Reply with only the number of lines that contain the string "erosión".

Records excerpted from a collection:
┌────────

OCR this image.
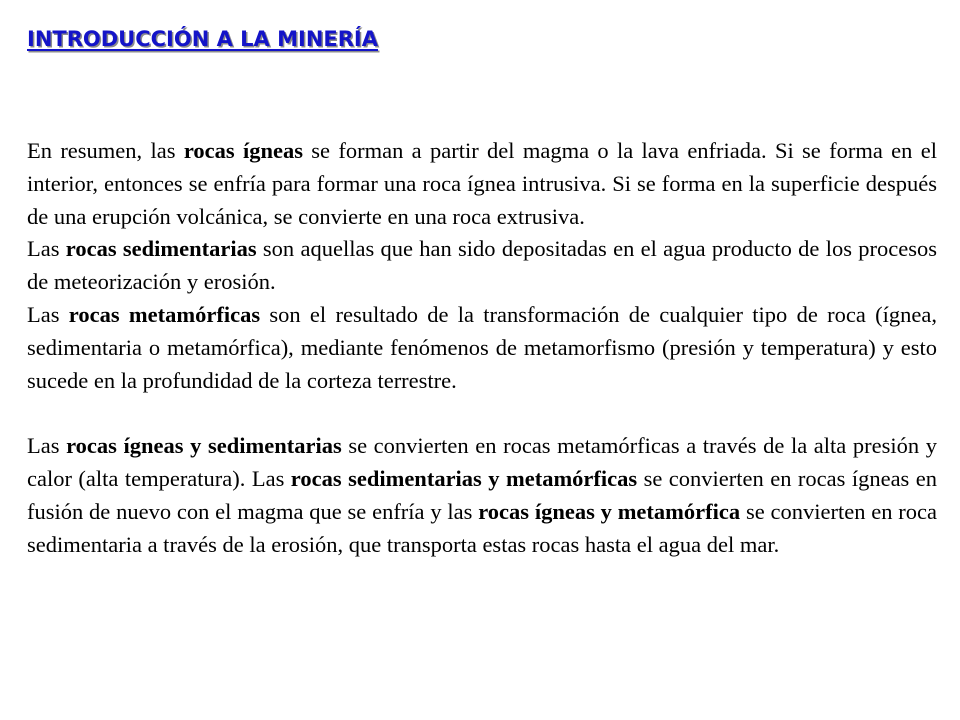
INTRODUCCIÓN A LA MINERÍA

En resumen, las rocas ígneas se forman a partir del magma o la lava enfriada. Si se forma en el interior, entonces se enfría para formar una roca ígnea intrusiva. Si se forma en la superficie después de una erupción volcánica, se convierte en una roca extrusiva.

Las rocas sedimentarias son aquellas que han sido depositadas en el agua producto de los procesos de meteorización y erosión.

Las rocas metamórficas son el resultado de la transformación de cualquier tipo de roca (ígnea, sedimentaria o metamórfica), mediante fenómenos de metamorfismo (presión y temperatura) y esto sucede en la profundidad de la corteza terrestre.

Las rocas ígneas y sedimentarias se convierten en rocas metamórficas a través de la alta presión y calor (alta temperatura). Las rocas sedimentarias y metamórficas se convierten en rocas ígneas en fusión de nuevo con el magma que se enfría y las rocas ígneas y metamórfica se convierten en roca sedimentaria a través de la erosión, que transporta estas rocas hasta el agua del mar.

└────────

TASK SOLUTION: 2